■ **Work to complete**:
Convert every line of the listing into a Markdown table with the columns "Number" and "Listing line," numbering each row and leaving out any blank lines.

■ **Annotated element entries**:
## START
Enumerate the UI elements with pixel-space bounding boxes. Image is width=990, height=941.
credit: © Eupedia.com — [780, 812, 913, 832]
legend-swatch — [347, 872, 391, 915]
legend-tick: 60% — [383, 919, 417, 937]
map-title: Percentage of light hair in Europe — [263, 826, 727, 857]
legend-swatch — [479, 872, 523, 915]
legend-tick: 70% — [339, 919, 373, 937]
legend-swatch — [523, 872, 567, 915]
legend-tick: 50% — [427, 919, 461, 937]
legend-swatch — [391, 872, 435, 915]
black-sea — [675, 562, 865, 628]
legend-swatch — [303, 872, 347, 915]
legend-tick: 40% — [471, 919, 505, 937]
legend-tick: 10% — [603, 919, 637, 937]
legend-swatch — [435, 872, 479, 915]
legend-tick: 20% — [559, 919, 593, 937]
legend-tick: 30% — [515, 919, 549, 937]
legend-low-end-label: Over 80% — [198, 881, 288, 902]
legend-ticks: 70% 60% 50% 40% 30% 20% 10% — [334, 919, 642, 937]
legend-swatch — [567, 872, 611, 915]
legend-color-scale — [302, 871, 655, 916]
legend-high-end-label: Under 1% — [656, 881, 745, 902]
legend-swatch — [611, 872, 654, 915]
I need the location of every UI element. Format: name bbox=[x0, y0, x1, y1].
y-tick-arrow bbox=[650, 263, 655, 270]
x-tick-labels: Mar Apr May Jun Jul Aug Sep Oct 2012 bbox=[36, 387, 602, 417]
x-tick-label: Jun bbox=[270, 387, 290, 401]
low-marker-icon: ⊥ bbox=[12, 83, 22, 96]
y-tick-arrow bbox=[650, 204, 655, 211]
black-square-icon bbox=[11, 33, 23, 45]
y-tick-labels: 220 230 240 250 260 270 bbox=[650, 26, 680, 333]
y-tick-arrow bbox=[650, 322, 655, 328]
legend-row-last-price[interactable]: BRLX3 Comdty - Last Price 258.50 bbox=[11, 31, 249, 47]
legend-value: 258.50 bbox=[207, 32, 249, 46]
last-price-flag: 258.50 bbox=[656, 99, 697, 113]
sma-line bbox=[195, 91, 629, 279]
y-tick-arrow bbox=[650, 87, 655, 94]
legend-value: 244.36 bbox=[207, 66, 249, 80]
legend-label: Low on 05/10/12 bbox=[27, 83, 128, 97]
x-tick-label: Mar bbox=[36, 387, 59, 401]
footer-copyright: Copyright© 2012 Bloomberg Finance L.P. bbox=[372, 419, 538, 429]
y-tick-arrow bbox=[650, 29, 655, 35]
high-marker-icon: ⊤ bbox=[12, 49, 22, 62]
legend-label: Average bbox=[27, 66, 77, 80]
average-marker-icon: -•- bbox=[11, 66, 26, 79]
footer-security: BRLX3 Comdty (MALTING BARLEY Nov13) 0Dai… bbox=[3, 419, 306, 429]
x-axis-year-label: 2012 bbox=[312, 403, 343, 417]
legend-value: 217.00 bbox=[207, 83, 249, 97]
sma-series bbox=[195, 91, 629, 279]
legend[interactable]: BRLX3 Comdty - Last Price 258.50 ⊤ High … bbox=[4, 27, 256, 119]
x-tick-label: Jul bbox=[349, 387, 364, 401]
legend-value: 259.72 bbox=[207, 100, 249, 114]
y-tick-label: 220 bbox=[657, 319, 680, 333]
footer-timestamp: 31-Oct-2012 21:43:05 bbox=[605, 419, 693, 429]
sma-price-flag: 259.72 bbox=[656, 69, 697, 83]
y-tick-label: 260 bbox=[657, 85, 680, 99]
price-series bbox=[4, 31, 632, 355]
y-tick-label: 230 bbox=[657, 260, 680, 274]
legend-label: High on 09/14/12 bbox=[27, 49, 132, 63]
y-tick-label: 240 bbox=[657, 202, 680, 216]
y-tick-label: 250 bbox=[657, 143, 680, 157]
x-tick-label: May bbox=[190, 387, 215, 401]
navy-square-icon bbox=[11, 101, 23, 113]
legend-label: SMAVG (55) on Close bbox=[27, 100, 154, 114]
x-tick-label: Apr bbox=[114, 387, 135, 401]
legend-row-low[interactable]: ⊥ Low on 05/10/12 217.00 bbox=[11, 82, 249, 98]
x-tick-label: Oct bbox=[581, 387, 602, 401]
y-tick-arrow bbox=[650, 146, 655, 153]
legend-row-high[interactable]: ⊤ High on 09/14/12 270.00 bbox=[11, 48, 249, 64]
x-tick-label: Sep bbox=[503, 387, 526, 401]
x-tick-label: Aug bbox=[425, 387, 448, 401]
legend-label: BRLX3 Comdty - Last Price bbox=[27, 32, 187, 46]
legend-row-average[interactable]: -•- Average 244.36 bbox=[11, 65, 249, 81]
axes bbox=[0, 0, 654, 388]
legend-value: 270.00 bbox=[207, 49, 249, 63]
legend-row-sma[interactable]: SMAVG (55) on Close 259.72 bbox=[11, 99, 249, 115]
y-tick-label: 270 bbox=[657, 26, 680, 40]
## END
■ **Solution to the problem**:
| Number | Listing line |
|---|---|
| 1 | Enumerate the UI elements with pixel-space bounding boxes. Image is width=990, height=941. |
| 2 | credit: © Eupedia.com — [780, 812, 913, 832] |
| 3 | legend-swatch — [347, 872, 391, 915] |
| 4 | legend-tick: 60% — [383, 919, 417, 937] |
| 5 | map-title: Percentage of light hair in Europe — [263, 826, 727, 857] |
| 6 | legend-swatch — [479, 872, 523, 915] |
| 7 | legend-tick: 70% — [339, 919, 373, 937] |
| 8 | legend-swatch — [523, 872, 567, 915] |
| 9 | legend-tick: 50% — [427, 919, 461, 937] |
| 10 | legend-swatch — [391, 872, 435, 915] |
| 11 | black-sea — [675, 562, 865, 628] |
| 12 | legend-swatch — [303, 872, 347, 915] |
| 13 | legend-tick: 40% — [471, 919, 505, 937] |
| 14 | legend-tick: 10% — [603, 919, 637, 937] |
| 15 | legend-swatch — [435, 872, 479, 915] |
| 16 | legend-tick: 20% — [559, 919, 593, 937] |
| 17 | legend-tick: 30% — [515, 919, 549, 937] |
| 18 | legend-low-end-label: Over 80% — [198, 881, 288, 902] |
| 19 | legend-ticks: 70% 60% 50% 40% 30% 20% 10% — [334, 919, 642, 937] |
| 20 | legend-swatch — [567, 872, 611, 915] |
| 21 | legend-color-scale — [302, 871, 655, 916] |
| 22 | legend-high-end-label: Under 1% — [656, 881, 745, 902] |
| 23 | legend-swatch — [611, 872, 654, 915] |
| 24 | I need the location of every UI element. Format: name bbox=[x0, y0, x1, y1]. |
| 25 | y-tick-arrow bbox=[650, 263, 655, 270] |
| 26 | x-tick-labels: Mar Apr May Jun Jul Aug Sep Oct 2012 bbox=[36, 387, 602, 417] |
| 27 | x-tick-label: Jun bbox=[270, 387, 290, 401] |
| 28 | low-marker-icon: ⊥ bbox=[12, 83, 22, 96] |
| 29 | y-tick-arrow bbox=[650, 204, 655, 211] |
| 30 | black-square-icon bbox=[11, 33, 23, 45] |
| 31 | y-tick-labels: 220 230 240 250 260 270 bbox=[650, 26, 680, 333] |
| 32 | y-tick-arrow bbox=[650, 322, 655, 328] |
| 33 | legend-row-last-price[interactable]: BRLX3 Comdty - Last Price 258.50 bbox=[11, 31, 249, 47] |
| 34 | legend-value: 258.50 bbox=[207, 32, 249, 46] |
| 35 | last-price-flag: 258.50 bbox=[656, 99, 697, 113] |
| 36 | sma-line bbox=[195, 91, 629, 279] |
| 37 | y-tick-arrow bbox=[650, 87, 655, 94] |
| 38 | legend-value: 244.36 bbox=[207, 66, 249, 80] |
| 39 | legend-label: Low on 05/10/12 bbox=[27, 83, 128, 97] |
| 40 | x-tick-label: Mar bbox=[36, 387, 59, 401] |
| 41 | footer-copyright: Copyright© 2012 Bloomberg Finance L.P. bbox=[372, 419, 538, 429] |
| 42 | y-tick-arrow bbox=[650, 29, 655, 35] |
| 43 | high-marker-icon: ⊤ bbox=[12, 49, 22, 62] |
| 44 | legend-label: Average bbox=[27, 66, 77, 80] |
| 45 | average-marker-icon: -•- bbox=[11, 66, 26, 79] |
| 46 | footer-security: BRLX3 Comdty (MALTING BARLEY Nov13) 0Dai… bbox=[3, 419, 306, 429] |
| 47 | x-axis-year-label: 2012 bbox=[312, 403, 343, 417] |
| 48 | legend-value: 217.00 bbox=[207, 83, 249, 97] |
| 49 | sma-series bbox=[195, 91, 629, 279] |
| 50 | legend[interactable]: BRLX3 Comdty - Last Price 258.50 ⊤ High … bbox=[4, 27, 256, 119] |
| 51 | x-tick-label: Jul bbox=[349, 387, 364, 401] |
| 52 | legend-value: 259.72 bbox=[207, 100, 249, 114] |
| 53 | y-tick-label: 220 bbox=[657, 319, 680, 333] |
| 54 | footer-timestamp: 31-Oct-2012 21:43:05 bbox=[605, 419, 693, 429] |
| 55 | sma-price-flag: 259.72 bbox=[656, 69, 697, 83] |
| 56 | y-tick-label: 260 bbox=[657, 85, 680, 99] |
| 57 | price-series bbox=[4, 31, 632, 355] |
| 58 | y-tick-label: 230 bbox=[657, 260, 680, 274] |
| 59 | legend-label: High on 09/14/12 bbox=[27, 49, 132, 63] |
| 60 | y-tick-label: 240 bbox=[657, 202, 680, 216] |
| 61 | y-tick-label: 250 bbox=[657, 143, 680, 157] |
| 62 | x-tick-label: May bbox=[190, 387, 215, 401] |
| 63 | navy-square-icon bbox=[11, 101, 23, 113] |
| 64 | legend-label: SMAVG (55) on Close bbox=[27, 100, 154, 114] |
| 65 | x-tick-label: Apr bbox=[114, 387, 135, 401] |
| 66 | legend-row-low[interactable]: ⊥ Low on 05/10/12 217.00 bbox=[11, 82, 249, 98] |
| 67 | x-tick-label: Oct bbox=[581, 387, 602, 401] |
| 68 | y-tick-arrow bbox=[650, 146, 655, 153] |
| 69 | legend-row-high[interactable]: ⊤ High on 09/14/12 270.00 bbox=[11, 48, 249, 64] |
| 70 | x-tick-label: Sep bbox=[503, 387, 526, 401] |
| 71 | x-tick-label: Aug bbox=[425, 387, 448, 401] |
| 72 | legend-label: BRLX3 Comdty - Last Price bbox=[27, 32, 187, 46] |
| 73 | legend-row-average[interactable]: -•- Average 244.36 bbox=[11, 65, 249, 81] |
| 74 | axes bbox=[0, 0, 654, 388] |
| 75 | legend-value: 270.00 bbox=[207, 49, 249, 63] |
| 76 | legend-row-sma[interactable]: SMAVG (55) on Close 259.72 bbox=[11, 99, 249, 115] |
| 77 | y-tick-label: 270 bbox=[657, 26, 680, 40] |